___ DATA TO USE

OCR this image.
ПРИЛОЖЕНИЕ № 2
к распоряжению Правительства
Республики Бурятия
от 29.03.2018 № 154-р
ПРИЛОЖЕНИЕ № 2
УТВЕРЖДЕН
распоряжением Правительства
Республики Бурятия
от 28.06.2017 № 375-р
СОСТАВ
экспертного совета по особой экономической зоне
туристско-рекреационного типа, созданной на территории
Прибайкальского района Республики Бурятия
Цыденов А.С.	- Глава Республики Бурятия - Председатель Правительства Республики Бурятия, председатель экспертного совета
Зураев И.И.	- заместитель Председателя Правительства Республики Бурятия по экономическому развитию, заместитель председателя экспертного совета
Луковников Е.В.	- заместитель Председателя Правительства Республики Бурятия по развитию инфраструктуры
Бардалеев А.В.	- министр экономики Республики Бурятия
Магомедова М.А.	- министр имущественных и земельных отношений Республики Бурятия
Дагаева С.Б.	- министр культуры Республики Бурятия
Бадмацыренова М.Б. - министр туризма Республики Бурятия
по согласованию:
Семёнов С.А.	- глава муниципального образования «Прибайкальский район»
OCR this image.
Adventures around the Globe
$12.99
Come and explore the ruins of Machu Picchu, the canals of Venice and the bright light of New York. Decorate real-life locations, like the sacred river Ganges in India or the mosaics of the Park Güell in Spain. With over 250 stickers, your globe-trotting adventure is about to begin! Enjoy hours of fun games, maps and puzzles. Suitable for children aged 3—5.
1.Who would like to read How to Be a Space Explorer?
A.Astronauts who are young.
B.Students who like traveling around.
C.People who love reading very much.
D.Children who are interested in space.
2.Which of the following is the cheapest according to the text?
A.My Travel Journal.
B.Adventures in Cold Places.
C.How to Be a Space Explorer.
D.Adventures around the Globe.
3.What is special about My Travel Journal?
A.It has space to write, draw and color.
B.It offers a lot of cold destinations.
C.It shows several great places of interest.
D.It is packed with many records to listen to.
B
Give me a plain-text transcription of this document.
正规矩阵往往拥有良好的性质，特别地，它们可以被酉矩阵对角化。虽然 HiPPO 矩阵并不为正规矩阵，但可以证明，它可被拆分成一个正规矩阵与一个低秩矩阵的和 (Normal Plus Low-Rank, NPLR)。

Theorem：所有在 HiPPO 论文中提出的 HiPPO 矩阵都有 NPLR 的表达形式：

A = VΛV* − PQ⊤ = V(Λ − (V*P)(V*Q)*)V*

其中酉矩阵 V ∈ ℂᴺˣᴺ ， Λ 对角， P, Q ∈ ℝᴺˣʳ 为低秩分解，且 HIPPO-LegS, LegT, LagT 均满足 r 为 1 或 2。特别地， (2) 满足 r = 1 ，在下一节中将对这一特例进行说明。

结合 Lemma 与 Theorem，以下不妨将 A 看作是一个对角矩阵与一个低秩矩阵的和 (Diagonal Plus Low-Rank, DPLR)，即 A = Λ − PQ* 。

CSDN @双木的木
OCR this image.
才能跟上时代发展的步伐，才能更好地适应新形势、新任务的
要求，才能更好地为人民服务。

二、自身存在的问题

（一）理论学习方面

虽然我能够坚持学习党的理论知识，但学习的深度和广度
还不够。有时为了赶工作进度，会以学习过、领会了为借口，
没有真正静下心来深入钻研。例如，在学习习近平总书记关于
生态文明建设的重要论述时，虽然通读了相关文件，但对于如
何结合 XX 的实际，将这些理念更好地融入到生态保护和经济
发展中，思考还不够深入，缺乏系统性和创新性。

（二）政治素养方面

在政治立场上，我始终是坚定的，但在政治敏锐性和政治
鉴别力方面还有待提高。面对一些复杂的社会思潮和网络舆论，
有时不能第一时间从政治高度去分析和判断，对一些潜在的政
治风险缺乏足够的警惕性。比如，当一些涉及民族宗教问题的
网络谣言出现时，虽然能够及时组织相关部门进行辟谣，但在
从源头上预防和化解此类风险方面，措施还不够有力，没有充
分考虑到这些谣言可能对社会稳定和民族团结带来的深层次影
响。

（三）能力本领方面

______

- **WHAT IS REQUIRED**:
Copy out every line of the listing that contains the string "экспертного".

- **CORRECT ANSWER**:
экспертного совета по особой экономической зоне
Цыденов А.С.	- Глава Республики Бурятия - Председатель Правительства Республики Бурятия, председатель экспертного совета
Зураев И.И.	- заместитель Председателя Правительства Республики Бурятия по экономическому развитию, заместитель председателя экспертного совета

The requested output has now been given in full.